■ **AIM OF THE TASK**: Pick every line with "RemoveService" from the material below.

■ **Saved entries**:
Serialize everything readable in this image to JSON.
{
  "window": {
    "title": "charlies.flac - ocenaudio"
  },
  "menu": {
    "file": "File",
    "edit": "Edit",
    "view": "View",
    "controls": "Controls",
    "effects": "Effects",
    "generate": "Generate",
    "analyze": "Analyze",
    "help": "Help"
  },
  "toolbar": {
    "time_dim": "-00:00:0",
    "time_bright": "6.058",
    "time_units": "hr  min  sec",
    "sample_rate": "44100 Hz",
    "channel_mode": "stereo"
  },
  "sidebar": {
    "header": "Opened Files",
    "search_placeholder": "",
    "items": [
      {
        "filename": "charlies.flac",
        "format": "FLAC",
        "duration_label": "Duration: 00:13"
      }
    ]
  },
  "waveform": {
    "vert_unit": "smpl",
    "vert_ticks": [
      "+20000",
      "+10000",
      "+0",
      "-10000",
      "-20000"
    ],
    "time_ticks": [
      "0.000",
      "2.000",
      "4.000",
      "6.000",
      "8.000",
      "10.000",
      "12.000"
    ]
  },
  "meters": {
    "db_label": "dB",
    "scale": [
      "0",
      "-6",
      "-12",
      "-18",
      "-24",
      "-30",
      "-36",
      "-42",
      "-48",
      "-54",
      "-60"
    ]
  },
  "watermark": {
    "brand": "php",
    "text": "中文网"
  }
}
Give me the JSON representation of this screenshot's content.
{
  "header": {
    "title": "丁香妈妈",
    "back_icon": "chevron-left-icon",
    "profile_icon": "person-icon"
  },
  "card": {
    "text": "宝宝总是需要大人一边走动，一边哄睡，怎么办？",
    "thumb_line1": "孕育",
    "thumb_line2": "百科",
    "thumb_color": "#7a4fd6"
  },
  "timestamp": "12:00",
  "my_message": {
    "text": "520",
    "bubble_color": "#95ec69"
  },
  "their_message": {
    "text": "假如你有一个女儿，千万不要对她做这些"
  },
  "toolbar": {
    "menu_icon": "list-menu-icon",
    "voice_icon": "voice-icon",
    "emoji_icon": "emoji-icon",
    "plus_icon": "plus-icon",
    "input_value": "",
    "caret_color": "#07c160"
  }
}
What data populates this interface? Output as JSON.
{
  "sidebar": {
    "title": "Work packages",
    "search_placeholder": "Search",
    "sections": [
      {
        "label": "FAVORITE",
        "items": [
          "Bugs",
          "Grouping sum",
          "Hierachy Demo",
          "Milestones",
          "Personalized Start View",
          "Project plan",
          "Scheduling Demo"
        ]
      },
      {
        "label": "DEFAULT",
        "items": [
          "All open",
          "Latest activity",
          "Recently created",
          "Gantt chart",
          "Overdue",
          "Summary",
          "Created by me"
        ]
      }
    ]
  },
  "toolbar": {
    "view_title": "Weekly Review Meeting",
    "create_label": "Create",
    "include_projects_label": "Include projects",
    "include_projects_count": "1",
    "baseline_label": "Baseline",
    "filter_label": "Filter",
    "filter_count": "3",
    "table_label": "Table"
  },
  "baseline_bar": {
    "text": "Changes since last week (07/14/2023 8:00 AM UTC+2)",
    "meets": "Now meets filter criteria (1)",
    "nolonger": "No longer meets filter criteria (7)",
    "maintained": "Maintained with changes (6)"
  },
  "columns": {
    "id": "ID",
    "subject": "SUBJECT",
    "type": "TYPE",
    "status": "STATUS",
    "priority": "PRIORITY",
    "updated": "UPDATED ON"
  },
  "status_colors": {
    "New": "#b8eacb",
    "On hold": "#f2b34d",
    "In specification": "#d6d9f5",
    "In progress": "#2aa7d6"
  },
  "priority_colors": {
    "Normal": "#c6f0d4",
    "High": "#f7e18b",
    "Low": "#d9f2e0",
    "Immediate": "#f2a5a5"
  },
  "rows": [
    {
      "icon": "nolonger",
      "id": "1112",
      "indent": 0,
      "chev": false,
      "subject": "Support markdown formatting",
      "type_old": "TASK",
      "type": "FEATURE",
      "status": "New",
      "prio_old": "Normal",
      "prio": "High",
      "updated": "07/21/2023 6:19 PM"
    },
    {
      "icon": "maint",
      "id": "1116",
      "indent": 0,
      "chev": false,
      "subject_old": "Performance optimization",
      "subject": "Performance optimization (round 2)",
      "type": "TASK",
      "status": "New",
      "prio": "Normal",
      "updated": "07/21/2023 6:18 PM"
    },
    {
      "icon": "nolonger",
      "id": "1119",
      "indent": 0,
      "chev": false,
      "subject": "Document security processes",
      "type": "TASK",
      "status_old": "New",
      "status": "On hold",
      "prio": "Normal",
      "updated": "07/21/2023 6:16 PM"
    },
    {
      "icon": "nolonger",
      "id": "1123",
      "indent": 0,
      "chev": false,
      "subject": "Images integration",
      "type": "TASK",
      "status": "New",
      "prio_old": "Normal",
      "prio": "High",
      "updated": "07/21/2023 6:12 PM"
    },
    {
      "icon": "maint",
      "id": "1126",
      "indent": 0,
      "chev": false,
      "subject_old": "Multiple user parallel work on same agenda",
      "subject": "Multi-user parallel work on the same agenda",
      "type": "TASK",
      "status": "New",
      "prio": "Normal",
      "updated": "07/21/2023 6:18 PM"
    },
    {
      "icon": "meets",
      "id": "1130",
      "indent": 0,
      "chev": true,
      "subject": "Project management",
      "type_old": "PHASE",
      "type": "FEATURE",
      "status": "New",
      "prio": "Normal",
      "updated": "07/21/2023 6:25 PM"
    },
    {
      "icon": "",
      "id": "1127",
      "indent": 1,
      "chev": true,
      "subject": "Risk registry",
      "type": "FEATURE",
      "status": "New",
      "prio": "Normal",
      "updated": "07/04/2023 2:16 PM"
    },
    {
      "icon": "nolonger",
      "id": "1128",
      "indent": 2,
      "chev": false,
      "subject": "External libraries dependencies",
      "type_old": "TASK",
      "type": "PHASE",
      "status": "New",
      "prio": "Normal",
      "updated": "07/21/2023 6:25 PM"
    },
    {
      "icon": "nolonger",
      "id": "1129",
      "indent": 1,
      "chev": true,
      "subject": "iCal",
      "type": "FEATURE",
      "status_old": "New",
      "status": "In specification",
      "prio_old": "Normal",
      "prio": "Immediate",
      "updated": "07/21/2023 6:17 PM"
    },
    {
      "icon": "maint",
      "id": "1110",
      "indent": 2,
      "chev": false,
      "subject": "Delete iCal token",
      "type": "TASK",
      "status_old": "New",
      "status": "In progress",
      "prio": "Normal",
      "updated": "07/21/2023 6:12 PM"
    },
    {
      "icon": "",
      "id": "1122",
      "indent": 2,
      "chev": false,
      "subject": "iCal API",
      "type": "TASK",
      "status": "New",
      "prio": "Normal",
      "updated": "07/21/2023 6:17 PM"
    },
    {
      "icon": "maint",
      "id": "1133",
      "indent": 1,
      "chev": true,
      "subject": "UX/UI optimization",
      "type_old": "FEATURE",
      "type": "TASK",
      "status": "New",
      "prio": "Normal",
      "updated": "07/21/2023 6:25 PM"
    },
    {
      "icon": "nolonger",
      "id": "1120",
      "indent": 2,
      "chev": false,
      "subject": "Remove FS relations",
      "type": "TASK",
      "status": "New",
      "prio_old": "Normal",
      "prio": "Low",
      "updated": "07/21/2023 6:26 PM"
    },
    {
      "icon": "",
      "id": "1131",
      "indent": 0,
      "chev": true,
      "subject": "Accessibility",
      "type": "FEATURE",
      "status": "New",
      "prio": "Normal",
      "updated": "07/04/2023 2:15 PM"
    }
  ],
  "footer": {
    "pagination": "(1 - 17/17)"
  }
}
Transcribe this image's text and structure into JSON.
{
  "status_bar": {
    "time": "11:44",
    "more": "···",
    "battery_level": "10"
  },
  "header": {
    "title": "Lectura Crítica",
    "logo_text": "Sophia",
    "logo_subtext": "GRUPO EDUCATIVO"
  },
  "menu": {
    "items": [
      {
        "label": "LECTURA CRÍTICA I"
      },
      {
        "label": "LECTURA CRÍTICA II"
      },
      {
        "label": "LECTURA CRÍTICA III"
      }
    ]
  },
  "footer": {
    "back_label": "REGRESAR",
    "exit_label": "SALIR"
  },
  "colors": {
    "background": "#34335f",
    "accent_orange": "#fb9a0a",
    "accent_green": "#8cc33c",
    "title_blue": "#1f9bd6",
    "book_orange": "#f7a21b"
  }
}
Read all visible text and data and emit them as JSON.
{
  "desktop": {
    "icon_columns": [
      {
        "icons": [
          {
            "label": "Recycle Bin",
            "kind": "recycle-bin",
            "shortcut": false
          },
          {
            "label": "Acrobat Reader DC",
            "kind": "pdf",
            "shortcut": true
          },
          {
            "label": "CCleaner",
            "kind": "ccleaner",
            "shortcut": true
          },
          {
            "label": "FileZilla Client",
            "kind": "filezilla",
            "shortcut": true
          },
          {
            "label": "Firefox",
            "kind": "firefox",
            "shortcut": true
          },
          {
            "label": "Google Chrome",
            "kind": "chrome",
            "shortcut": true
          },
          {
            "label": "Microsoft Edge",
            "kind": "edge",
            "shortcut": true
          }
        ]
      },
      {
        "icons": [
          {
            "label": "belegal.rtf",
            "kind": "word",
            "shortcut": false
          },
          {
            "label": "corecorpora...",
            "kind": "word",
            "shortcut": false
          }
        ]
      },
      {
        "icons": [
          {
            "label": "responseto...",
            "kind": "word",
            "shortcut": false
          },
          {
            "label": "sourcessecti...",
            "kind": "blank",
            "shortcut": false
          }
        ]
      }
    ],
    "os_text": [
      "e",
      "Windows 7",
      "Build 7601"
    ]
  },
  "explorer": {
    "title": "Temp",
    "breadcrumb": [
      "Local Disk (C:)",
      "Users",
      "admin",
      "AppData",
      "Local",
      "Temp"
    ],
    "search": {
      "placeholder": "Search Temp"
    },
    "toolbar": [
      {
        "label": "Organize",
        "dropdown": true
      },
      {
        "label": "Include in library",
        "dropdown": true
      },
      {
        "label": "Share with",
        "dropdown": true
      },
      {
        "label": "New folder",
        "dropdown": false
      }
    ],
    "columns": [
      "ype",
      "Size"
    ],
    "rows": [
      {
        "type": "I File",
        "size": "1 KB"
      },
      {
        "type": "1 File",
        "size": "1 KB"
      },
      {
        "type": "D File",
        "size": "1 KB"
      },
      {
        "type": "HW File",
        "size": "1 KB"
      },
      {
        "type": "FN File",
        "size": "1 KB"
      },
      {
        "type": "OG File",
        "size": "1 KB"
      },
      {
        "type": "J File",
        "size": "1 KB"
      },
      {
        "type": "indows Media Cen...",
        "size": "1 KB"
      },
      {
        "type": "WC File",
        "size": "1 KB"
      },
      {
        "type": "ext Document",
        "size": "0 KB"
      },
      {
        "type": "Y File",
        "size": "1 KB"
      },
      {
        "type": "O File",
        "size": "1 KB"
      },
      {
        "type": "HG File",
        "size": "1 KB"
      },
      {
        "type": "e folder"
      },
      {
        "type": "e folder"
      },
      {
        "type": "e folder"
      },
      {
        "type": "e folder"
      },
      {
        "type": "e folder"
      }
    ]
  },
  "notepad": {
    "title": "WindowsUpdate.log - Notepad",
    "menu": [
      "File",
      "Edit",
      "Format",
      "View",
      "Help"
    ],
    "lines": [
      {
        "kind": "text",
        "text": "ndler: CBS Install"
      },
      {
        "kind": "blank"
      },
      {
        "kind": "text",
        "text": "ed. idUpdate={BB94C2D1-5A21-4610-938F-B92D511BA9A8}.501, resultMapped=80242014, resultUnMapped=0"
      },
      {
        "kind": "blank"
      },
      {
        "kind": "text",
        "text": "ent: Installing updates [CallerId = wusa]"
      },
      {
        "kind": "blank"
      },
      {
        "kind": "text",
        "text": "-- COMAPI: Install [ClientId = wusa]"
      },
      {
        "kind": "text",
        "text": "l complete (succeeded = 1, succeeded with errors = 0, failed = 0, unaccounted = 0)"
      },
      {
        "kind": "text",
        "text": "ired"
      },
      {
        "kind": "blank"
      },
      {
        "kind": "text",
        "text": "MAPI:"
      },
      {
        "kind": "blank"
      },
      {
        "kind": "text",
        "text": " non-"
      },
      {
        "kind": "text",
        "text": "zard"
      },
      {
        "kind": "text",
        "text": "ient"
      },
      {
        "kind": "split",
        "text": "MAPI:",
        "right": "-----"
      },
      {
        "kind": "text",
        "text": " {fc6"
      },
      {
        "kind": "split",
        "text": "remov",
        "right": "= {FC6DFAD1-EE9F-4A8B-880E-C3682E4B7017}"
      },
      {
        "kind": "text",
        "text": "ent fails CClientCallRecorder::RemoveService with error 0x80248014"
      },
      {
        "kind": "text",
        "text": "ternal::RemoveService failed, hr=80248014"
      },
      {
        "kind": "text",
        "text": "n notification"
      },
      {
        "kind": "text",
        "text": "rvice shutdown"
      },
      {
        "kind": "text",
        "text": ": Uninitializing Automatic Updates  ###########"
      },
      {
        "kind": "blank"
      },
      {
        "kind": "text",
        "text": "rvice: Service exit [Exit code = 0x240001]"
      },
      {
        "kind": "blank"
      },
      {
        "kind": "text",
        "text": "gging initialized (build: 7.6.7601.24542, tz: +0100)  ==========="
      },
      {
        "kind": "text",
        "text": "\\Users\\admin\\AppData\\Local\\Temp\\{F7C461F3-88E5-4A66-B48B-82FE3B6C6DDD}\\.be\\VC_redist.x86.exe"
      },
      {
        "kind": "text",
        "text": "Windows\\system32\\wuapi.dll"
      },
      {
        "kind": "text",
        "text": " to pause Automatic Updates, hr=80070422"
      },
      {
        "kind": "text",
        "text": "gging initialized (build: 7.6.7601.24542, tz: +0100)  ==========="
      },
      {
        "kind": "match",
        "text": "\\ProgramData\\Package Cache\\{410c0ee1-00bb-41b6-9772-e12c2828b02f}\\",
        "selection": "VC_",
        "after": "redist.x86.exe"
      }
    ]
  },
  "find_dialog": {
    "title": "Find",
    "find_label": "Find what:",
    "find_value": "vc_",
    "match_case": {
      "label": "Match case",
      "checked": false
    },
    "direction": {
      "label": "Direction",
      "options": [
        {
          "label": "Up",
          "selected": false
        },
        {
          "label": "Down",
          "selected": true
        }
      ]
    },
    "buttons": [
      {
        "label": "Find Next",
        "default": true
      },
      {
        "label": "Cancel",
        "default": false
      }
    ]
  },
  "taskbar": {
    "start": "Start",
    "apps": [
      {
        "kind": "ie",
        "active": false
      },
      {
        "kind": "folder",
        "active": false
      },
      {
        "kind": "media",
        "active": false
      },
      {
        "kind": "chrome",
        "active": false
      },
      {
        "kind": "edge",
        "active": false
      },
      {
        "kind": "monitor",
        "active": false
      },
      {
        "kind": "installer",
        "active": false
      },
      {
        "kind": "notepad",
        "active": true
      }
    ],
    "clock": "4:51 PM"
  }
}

■ **EXERCISE RESULT**:
        "text": "ent fails CClientCallRecorder::RemoveService with error 0x80248014"
        "text": "ternal::RemoveService failed, hr=80248014"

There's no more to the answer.